§ **DIRECTIVE**
The entries below should be transcribed in their entirety, exactly as written.

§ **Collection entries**

[Start]

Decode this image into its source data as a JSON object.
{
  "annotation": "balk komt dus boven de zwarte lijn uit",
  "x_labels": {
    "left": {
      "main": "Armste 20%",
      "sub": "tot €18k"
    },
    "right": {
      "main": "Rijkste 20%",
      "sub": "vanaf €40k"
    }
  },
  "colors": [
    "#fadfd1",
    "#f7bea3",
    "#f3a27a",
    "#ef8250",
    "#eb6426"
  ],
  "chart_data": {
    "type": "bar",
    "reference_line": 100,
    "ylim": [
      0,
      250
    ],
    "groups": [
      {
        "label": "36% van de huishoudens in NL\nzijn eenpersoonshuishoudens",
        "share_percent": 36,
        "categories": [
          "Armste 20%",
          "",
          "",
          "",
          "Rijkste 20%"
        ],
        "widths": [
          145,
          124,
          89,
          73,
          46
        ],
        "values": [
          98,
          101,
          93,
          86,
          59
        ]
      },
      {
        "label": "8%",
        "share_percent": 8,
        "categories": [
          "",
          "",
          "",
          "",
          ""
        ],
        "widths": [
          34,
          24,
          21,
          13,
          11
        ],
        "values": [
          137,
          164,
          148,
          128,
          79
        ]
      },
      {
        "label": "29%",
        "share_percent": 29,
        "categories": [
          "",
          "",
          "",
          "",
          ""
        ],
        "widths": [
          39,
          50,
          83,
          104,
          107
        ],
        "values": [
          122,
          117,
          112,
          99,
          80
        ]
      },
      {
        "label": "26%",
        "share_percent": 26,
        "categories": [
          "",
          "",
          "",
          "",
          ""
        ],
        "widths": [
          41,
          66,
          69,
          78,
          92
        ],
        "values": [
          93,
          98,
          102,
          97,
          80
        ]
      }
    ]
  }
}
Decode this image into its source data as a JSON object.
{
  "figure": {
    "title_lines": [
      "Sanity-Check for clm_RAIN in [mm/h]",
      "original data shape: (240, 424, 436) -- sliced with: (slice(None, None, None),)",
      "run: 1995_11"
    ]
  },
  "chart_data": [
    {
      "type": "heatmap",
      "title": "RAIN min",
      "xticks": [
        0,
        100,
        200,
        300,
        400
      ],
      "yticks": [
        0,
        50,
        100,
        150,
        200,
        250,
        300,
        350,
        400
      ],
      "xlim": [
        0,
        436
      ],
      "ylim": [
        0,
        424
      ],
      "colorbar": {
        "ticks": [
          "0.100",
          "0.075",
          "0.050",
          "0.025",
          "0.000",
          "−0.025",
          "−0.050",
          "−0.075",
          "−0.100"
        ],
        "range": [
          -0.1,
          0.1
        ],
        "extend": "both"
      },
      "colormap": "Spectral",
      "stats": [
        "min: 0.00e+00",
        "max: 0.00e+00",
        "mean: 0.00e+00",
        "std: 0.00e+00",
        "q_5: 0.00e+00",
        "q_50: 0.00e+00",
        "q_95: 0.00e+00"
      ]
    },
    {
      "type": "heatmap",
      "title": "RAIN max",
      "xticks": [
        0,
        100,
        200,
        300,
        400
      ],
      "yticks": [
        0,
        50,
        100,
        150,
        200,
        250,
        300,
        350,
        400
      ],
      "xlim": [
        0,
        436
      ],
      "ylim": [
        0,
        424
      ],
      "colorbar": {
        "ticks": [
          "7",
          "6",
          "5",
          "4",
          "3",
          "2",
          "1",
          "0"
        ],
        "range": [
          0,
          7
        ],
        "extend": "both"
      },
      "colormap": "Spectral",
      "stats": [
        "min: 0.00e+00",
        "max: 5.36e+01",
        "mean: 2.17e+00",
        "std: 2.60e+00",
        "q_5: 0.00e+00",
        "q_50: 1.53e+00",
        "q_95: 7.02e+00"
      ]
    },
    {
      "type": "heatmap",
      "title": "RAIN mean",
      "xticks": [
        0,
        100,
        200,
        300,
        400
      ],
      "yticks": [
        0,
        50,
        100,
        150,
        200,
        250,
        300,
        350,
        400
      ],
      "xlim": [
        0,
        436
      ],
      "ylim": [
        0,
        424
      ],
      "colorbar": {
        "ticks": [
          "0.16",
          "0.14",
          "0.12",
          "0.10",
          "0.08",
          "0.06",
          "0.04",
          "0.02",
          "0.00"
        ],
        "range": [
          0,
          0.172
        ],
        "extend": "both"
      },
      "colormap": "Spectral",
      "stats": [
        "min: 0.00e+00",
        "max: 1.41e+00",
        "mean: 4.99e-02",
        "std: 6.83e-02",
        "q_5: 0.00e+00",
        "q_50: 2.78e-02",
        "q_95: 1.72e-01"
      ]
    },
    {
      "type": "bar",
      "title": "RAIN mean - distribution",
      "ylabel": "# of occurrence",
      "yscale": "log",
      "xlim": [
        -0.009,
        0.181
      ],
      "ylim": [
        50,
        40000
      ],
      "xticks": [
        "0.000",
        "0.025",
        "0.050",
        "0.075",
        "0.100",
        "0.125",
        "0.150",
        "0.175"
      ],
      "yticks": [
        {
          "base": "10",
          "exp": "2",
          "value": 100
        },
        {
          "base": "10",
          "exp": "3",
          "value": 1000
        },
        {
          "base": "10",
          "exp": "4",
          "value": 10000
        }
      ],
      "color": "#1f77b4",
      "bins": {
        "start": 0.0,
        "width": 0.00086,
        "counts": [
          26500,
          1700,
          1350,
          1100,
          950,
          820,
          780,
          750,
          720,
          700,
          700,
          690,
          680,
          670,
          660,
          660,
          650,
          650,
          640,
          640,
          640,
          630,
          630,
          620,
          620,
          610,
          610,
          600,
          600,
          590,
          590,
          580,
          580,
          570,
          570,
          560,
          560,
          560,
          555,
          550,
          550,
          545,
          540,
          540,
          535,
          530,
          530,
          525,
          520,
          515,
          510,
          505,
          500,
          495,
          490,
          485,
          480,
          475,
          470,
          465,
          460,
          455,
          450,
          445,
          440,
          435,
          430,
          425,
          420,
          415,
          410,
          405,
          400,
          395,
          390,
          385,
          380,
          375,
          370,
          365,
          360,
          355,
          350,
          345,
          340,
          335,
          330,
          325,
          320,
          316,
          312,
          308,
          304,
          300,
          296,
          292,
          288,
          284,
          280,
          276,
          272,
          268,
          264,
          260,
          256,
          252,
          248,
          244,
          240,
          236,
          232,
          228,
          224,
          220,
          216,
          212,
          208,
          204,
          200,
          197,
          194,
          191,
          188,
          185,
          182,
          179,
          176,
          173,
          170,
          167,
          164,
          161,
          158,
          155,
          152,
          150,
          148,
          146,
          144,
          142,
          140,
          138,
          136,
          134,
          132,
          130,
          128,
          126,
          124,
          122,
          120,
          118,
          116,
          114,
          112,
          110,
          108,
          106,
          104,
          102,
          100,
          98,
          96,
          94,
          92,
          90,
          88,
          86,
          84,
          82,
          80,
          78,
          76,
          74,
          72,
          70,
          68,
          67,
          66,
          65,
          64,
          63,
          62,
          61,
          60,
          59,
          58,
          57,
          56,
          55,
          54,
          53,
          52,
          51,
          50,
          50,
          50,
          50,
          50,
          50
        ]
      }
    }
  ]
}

[End]

§ **CORRECT RESPONSE**
Decode this image into its source data as a JSON object.
{
  "annotation": "balk komt dus boven de zwarte lijn uit",
  "x_labels": {
    "left": {
      "main": "Armste 20%",
      "sub": "tot €18k"
    },
    "right": {
      "main": "Rijkste 20%",
      "sub": "vanaf €40k"
    }
  },
  "colors": [
    "#fadfd1",
    "#f7bea3",
    "#f3a27a",
    "#ef8250",
    "#eb6426"
  ],
  "chart_data": {
    "type": "bar",
    "reference_line": 100,
    "ylim": [
      0,
      250
    ],
    "groups": [
      {
        "label": "36% van de huishoudens in NL\nzijn eenpersoonshuishoudens",
        "share_percent": 36,
        "categories": [
          "Armste 20%",
          "",
          "",
          "",
          "Rijkste 20%"
        ],
        "widths": [
          145,
          124,
          89,
          73,
          46
        ],
        "values": [
          98,
          101,
          93,
          86,
          59
        ]
      },
      {
        "label": "8%",
        "share_percent": 8,
        "categories": [
          "",
          "",
          "",
          "",
          ""
        ],
        "widths": [
          34,
          24,
          21,
          13,
          11
        ],
        "values": [
          137,
          164,
          148,
          128,
          79
        ]
      },
      {
        "label": "29%",
        "share_percent": 29,
        "categories": [
          "",
          "",
          "",
          "",
          ""
        ],
        "widths": [
          39,
          50,
          83,
          104,
          107
        ],
        "values": [
          122,
          117,
          112,
          99,
          80
        ]
      },
      {
        "label": "26%",
        "share_percent": 26,
        "categories": [
          "",
          "",
          "",
          "",
          ""
        ],
        "widths": [
          41,
          66,
          69,
          78,
          92
        ],
        "values": [
          93,
          98,
          102,
          97,
          80
        ]
      }
    ]
  }
}
Decode this image into its source data as a JSON object.
{
  "figure": {
    "title_lines": [
      "Sanity-Check for clm_RAIN in [mm/h]",
      "original data shape: (240, 424, 436) -- sliced with: (slice(None, None, None),)",
      "run: 1995_11"
    ]
  },
  "chart_data": [
    {
      "type": "heatmap",
      "title": "RAIN min",
      "xticks": [
        0,
        100,
        200,
        300,
        400
      ],
      "yticks": [
        0,
        50,
        100,
        150,
        200,
        250,
        300,
        350,
        400
      ],
      "xlim": [
        0,
        436
      ],
      "ylim": [
        0,
        424
      ],
      "colorbar": {
        "ticks": [
          "0.100",
          "0.075",
          "0.050",
          "0.025",
          "0.000",
          "−0.025",
          "−0.050",
          "−0.075",
          "−0.100"
        ],
        "range": [
          -0.1,
          0.1
        ],
        "extend": "both"
      },
      "colormap": "Spectral",
      "stats": [
        "min: 0.00e+00",
        "max: 0.00e+00",
        "mean: 0.00e+00",
        "std: 0.00e+00",
        "q_5: 0.00e+00",
        "q_50: 0.00e+00",
        "q_95: 0.00e+00"
      ]
    },
    {
      "type": "heatmap",
      "title": "RAIN max",
      "xticks": [
        0,
        100,
        200,
        300,
        400
      ],
      "yticks": [
        0,
        50,
        100,
        150,
        200,
        250,
        300,
        350,
        400
      ],
      "xlim": [
        0,
        436
      ],
      "ylim": [
        0,
        424
      ],
      "colorbar": {
        "ticks": [
          "7",
          "6",
          "5",
          "4",
          "3",
          "2",
          "1",
          "0"
        ],
        "range": [
          0,
          7
        ],
        "extend": "both"
      },
      "colormap": "Spectral",
      "stats": [
        "min: 0.00e+00",
        "max: 5.36e+01",
        "mean: 2.17e+00",
        "std: 2.60e+00",
        "q_5: 0.00e+00",
        "q_50: 1.53e+00",
        "q_95: 7.02e+00"
      ]
    },
    {
      "type": "heatmap",
      "title": "RAIN mean",
      "xticks": [
        0,
        100,
        200,
        300,
        400
      ],
      "yticks": [
        0,
        50,
        100,
        150,
        200,
        250,
        300,
        350,
        400
      ],
      "xlim": [
        0,
        436
      ],
      "ylim": [
        0,
        424
      ],
      "colorbar": {
        "ticks": [
          "0.16",
          "0.14",
          "0.12",
          "0.10",
          "0.08",
          "0.06",
          "0.04",
          "0.02",
          "0.00"
        ],
        "range": [
          0,
          0.172
        ],
        "extend": "both"
      },
      "colormap": "Spectral",
      "stats": [
        "min: 0.00e+00",
        "max: 1.41e+00",
        "mean: 4.99e-02",
        "std: 6.83e-02",
        "q_5: 0.00e+00",
        "q_50: 2.78e-02",
        "q_95: 1.72e-01"
      ]
    },
    {
      "type": "bar",
      "title": "RAIN mean - distribution",
      "ylabel": "# of occurrence",
      "yscale": "log",
      "xlim": [
        -0.009,
        0.181
      ],
      "ylim": [
        50,
        40000
      ],
      "xticks": [
        "0.000",
        "0.025",
        "0.050",
        "0.075",
        "0.100",
        "0.125",
        "0.150",
        "0.175"
      ],
      "yticks": [
        {
          "base": "10",
          "exp": "2",
          "value": 100
        },
        {
          "base": "10",
          "exp": "3",
          "value": 1000
        },
        {
          "base": "10",
          "exp": "4",
          "value": 10000
        }
      ],
      "color": "#1f77b4",
      "bins": {
        "start": 0.0,
        "width": 0.00086,
        "counts": [
          26500,
          1700,
          1350,
          1100,
          950,
          820,
          780,
          750,
          720,
          700,
          700,
          690,
          680,
          670,
          660,
          660,
          650,
          650,
          640,
          640,
          640,
          630,
          630,
          620,
          620,
          610,
          610,
          600,
          600,
          590,
          590,
          580,
          580,
          570,
          570,
          560,
          560,
          560,
          555,
          550,
          550,
          545,
          540,
          540,
          535,
          530,
          530,
          525,
          520,
          515,
          510,
          505,
          500,
          495,
          490,
          485,
          480,
          475,
          470,
          465,
          460,
          455,
          450,
          445,
          440,
          435,
          430,
          425,
          420,
          415,
          410,
          405,
          400,
          395,
          390,
          385,
          380,
          375,
          370,
          365,
          360,
          355,
          350,
          345,
          340,
          335,
          330,
          325,
          320,
          316,
          312,
          308,
          304,
          300,
          296,
          292,
          288,
          284,
          280,
          276,
          272,
          268,
          264,
          260,
          256,
          252,
          248,
          244,
          240,
          236,
          232,
          228,
          224,
          220,
          216,
          212,
          208,
          204,
          200,
          197,
          194,
          191,
          188,
          185,
          182,
          179,
          176,
          173,
          170,
          167,
          164,
          161,
          158,
          155,
          152,
          150,
          148,
          146,
          144,
          142,
          140,
          138,
          136,
          134,
          132,
          130,
          128,
          126,
          124,
          122,
          120,
          118,
          116,
          114,
          112,
          110,
          108,
          106,
          104,
          102,
          100,
          98,
          96,
          94,
          92,
          90,
          88,
          86,
          84,
          82,
          80,
          78,
          76,
          74,
          72,
          70,
          68,
          67,
          66,
          65,
          64,
          63,
          62,
          61,
          60,
          59,
          58,
          57,
          56,
          55,
          54,
          53,
          52,
          51,
          50,
          50,
          50,
          50,
          50,
          50
        ]
      }
    }
  ]
}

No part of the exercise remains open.